> [Exercise directions] Answer with a single number: the count of lines that include the string "this".

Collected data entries
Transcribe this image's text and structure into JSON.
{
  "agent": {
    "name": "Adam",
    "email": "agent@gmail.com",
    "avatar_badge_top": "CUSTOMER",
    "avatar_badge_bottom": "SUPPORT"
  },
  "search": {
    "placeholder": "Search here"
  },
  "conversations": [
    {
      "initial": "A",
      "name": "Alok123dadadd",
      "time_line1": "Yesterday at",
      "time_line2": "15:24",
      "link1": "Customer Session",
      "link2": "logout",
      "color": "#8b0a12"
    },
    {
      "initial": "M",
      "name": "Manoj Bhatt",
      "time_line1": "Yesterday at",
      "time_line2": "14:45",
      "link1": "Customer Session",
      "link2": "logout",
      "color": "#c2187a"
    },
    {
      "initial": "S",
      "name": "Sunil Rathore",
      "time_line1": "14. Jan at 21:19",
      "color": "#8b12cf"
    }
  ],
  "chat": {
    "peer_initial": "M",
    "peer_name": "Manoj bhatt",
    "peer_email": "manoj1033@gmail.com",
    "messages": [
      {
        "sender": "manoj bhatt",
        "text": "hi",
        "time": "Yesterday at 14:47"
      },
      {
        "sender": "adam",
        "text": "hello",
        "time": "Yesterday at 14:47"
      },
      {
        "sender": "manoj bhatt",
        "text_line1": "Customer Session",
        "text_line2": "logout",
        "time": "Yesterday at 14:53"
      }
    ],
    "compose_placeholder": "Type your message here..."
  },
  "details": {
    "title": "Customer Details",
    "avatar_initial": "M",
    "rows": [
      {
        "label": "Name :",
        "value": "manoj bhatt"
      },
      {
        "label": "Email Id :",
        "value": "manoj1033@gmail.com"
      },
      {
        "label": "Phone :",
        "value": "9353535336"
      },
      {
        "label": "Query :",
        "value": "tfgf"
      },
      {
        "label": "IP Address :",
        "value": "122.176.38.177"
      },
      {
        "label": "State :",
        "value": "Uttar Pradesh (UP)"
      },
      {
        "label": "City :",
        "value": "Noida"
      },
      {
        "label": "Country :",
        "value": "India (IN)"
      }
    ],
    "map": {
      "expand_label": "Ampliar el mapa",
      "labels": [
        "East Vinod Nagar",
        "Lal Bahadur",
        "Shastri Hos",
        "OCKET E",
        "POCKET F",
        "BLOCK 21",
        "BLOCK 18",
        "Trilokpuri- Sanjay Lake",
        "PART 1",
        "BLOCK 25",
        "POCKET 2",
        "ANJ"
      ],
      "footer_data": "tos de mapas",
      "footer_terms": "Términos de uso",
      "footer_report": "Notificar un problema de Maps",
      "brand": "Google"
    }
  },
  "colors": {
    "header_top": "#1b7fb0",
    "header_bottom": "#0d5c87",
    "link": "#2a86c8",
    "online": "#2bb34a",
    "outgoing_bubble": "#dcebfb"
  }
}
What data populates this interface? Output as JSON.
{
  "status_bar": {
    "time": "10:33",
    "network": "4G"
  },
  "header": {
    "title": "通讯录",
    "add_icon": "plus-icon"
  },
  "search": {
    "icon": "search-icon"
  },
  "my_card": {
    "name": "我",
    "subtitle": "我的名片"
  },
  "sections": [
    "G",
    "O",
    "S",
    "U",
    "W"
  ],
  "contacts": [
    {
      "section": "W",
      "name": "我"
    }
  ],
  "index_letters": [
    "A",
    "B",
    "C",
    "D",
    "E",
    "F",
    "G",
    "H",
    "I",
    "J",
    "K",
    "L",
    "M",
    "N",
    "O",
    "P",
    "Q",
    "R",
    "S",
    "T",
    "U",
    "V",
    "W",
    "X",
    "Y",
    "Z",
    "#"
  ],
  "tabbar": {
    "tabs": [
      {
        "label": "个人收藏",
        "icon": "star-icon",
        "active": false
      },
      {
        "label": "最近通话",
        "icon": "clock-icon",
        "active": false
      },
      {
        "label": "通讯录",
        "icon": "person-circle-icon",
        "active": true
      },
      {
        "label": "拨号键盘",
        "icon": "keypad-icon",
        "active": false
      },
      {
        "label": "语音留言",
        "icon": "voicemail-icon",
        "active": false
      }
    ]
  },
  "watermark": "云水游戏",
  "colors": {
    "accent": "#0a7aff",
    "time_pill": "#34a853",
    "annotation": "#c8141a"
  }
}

> [Solved exercise] 2